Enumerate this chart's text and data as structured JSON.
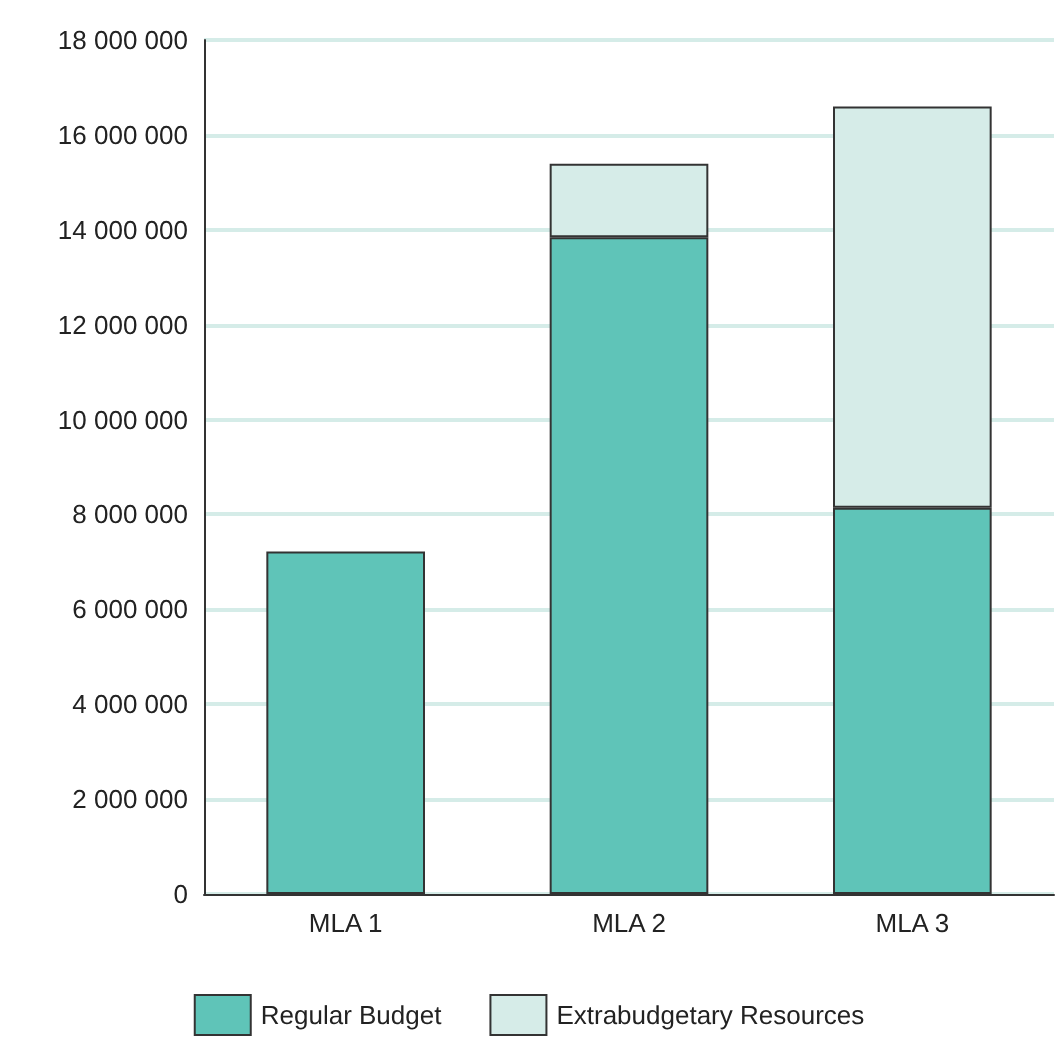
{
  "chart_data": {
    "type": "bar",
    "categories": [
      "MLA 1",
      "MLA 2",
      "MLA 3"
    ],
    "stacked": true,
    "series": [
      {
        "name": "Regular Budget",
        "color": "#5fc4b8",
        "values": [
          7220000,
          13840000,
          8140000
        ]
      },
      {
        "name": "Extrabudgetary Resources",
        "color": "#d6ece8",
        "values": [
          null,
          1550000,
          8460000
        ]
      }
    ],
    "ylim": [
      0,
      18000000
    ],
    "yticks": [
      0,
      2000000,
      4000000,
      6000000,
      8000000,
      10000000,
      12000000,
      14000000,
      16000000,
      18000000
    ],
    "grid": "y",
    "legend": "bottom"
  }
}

==

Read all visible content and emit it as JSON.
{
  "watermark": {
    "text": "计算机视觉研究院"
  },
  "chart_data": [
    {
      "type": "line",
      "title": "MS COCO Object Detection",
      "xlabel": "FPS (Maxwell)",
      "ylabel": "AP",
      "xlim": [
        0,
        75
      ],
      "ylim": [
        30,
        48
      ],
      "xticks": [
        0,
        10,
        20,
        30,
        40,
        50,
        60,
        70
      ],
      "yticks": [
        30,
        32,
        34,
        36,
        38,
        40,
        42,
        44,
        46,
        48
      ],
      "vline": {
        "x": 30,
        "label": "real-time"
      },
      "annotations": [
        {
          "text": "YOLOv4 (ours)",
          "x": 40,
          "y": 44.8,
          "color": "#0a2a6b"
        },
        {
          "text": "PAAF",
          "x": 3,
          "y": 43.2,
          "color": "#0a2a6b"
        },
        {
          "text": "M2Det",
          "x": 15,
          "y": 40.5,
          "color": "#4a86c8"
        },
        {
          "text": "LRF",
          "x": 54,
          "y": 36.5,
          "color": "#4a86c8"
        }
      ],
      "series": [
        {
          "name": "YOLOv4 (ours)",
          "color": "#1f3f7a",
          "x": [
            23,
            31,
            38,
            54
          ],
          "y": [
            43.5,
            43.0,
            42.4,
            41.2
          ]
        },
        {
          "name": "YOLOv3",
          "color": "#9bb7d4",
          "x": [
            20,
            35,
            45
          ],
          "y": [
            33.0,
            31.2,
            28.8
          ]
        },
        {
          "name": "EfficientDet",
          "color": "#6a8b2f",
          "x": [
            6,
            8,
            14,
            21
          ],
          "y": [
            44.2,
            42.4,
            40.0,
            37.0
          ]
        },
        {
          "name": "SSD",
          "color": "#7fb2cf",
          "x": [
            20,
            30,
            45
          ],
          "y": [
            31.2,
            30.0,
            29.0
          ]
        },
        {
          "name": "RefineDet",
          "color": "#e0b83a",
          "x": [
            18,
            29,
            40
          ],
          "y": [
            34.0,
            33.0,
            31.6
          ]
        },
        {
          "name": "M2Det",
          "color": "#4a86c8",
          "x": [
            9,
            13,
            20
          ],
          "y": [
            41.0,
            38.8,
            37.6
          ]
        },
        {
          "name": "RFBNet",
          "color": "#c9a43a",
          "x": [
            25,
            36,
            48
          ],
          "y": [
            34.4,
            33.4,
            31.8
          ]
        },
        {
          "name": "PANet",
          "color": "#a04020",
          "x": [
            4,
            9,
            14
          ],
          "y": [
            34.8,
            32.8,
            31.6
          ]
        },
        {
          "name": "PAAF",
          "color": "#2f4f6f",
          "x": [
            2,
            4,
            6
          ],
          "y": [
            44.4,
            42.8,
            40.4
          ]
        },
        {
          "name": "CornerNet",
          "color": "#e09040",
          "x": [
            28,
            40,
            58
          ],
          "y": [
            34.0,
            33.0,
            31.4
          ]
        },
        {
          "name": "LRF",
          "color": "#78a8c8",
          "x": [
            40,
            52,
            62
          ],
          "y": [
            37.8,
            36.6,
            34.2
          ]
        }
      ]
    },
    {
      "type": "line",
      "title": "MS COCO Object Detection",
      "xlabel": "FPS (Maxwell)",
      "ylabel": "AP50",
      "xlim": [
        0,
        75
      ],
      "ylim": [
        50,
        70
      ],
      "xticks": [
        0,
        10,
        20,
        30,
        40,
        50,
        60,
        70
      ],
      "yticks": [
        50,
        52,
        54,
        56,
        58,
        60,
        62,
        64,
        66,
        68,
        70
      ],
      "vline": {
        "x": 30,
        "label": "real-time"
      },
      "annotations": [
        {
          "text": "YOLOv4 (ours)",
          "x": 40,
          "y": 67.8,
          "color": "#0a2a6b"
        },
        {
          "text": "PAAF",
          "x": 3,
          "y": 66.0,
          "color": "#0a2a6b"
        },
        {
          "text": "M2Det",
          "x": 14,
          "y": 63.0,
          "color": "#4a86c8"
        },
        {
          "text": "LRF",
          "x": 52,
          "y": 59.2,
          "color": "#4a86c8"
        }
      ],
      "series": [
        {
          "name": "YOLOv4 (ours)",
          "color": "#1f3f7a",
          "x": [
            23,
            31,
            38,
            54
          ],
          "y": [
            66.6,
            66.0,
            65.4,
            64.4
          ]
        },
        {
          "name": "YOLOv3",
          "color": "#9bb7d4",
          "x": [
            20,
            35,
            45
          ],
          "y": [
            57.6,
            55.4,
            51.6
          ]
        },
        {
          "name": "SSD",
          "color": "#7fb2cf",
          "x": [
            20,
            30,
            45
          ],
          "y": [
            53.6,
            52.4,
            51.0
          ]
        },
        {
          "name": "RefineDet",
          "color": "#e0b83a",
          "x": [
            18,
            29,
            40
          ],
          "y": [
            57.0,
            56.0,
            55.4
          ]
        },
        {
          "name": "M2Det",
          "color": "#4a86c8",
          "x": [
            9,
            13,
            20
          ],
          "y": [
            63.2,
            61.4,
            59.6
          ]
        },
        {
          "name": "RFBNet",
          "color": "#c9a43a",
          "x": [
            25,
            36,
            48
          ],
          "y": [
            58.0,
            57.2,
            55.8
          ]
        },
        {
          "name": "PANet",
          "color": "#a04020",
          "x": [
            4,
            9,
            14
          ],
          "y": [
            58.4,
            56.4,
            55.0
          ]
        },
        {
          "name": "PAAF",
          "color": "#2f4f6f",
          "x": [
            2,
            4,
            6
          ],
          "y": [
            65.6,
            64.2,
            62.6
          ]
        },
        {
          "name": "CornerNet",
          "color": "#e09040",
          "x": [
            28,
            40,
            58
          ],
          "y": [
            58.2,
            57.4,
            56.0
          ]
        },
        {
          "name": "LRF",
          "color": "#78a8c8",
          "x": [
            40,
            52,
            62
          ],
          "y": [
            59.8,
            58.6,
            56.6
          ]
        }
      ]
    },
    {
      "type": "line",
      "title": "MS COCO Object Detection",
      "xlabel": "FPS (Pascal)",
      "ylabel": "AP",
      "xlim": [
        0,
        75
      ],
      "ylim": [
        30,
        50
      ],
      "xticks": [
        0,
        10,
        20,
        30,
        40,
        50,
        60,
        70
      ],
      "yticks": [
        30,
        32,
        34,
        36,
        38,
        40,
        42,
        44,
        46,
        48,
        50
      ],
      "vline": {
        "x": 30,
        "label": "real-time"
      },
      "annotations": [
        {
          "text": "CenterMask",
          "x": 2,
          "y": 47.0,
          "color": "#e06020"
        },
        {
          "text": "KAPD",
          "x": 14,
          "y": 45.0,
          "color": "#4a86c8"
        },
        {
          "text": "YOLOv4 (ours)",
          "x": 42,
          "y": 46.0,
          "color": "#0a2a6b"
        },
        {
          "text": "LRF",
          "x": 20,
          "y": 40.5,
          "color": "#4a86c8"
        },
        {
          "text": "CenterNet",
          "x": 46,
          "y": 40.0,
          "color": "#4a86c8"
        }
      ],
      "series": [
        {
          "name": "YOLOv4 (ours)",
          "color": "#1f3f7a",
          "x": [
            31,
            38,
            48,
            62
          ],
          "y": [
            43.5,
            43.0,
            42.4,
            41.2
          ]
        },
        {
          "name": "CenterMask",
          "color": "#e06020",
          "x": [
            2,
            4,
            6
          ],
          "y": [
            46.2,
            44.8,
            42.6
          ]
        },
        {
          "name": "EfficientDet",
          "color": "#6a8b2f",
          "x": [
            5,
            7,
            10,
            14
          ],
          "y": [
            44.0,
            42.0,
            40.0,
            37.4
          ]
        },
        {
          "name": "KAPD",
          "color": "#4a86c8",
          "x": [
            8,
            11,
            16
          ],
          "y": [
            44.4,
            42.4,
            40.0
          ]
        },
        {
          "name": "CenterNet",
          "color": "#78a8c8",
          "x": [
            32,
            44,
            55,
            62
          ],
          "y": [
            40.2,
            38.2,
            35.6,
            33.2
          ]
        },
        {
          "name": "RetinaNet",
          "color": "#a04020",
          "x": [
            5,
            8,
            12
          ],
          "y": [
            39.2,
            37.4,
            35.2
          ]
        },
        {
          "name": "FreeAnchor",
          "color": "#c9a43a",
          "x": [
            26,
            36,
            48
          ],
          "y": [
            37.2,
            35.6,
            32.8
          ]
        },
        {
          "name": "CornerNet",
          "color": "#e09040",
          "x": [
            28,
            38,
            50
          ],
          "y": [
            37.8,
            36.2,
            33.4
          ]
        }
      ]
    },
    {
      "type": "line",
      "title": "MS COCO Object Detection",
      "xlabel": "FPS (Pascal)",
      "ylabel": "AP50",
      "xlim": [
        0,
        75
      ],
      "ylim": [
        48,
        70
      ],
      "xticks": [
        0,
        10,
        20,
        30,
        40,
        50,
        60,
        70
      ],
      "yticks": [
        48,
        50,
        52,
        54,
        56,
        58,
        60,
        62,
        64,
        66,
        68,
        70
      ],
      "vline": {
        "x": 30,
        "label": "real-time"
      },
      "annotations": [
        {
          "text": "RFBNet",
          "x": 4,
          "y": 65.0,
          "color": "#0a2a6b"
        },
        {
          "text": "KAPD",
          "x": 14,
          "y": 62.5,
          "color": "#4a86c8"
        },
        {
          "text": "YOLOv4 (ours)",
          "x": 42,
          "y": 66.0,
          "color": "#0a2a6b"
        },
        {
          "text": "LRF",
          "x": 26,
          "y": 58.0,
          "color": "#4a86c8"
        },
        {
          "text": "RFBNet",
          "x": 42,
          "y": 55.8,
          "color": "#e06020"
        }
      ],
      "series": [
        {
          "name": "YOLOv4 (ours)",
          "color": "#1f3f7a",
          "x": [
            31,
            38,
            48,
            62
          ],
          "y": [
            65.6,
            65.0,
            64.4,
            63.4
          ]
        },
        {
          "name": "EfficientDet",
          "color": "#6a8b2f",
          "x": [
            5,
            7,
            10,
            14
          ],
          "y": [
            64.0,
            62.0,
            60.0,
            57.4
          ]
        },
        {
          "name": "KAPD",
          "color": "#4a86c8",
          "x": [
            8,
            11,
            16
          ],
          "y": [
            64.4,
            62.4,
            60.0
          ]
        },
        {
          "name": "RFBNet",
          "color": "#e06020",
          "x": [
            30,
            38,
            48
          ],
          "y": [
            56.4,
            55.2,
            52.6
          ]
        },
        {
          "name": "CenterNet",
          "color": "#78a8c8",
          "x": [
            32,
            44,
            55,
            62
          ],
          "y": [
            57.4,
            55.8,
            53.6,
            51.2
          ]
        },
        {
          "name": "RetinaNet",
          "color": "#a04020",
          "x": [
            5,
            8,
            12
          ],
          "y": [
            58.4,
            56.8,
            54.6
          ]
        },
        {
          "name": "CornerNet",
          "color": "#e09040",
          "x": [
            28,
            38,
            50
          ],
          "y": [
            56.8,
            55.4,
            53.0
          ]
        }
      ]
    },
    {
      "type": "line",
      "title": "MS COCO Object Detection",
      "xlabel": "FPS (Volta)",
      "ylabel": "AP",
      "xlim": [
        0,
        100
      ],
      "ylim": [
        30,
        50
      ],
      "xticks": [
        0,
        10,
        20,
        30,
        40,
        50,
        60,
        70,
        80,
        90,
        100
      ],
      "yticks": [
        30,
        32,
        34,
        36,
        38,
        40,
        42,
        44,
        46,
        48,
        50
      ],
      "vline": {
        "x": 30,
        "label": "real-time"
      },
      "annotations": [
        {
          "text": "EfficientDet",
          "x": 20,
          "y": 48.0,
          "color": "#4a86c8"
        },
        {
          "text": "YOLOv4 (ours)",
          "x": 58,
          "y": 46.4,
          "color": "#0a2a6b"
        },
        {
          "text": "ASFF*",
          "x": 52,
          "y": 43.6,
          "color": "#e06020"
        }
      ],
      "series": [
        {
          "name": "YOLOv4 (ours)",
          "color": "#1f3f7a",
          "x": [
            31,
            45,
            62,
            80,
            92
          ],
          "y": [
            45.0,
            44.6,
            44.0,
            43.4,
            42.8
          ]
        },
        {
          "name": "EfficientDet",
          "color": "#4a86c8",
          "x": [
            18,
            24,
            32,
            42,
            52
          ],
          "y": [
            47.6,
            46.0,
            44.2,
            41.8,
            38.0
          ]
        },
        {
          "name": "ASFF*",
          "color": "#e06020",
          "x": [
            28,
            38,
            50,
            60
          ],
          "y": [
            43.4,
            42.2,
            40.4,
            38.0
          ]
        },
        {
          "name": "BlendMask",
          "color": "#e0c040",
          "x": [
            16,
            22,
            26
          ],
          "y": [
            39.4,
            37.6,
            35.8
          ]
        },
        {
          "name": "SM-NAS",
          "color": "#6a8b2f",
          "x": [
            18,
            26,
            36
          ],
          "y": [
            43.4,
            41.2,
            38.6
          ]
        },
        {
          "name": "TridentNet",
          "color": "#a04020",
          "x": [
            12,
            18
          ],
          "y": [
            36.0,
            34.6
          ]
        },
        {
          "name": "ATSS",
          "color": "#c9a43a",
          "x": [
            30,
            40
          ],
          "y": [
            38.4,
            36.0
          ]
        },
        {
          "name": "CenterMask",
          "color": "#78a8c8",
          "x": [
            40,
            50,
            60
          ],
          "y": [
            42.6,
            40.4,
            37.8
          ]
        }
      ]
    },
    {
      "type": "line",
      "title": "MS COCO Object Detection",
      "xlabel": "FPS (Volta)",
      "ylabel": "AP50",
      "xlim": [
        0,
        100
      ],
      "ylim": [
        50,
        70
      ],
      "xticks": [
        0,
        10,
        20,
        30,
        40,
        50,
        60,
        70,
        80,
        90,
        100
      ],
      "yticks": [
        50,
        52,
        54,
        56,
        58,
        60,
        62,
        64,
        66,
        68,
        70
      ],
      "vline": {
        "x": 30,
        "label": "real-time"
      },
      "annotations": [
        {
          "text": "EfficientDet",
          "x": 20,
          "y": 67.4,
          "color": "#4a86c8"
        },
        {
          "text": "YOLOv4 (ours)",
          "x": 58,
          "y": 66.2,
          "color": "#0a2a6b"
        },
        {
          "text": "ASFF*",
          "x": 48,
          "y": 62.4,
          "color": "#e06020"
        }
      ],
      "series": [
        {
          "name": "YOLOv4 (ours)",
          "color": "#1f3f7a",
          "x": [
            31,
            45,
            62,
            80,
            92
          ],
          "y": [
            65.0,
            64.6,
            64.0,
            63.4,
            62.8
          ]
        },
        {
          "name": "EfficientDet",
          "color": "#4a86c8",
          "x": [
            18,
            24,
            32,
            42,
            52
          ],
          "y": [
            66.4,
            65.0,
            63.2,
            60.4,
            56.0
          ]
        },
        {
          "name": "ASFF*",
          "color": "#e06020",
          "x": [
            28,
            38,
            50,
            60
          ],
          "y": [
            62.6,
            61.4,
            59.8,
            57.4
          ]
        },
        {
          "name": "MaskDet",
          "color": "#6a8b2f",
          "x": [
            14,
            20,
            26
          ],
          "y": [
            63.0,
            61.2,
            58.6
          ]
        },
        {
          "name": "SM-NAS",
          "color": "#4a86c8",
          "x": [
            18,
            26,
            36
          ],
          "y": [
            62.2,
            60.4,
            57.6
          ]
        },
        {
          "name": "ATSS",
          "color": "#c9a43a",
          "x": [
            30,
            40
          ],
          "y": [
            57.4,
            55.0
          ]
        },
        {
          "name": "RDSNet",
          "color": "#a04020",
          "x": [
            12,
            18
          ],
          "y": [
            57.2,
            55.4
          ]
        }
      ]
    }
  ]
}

§ **Set task**
Return from the data every line that holds "JSON".

§ **Exercise answer**
Enumerate this chart's text and data as structured JSON.
Read all visible content and emit it as JSON.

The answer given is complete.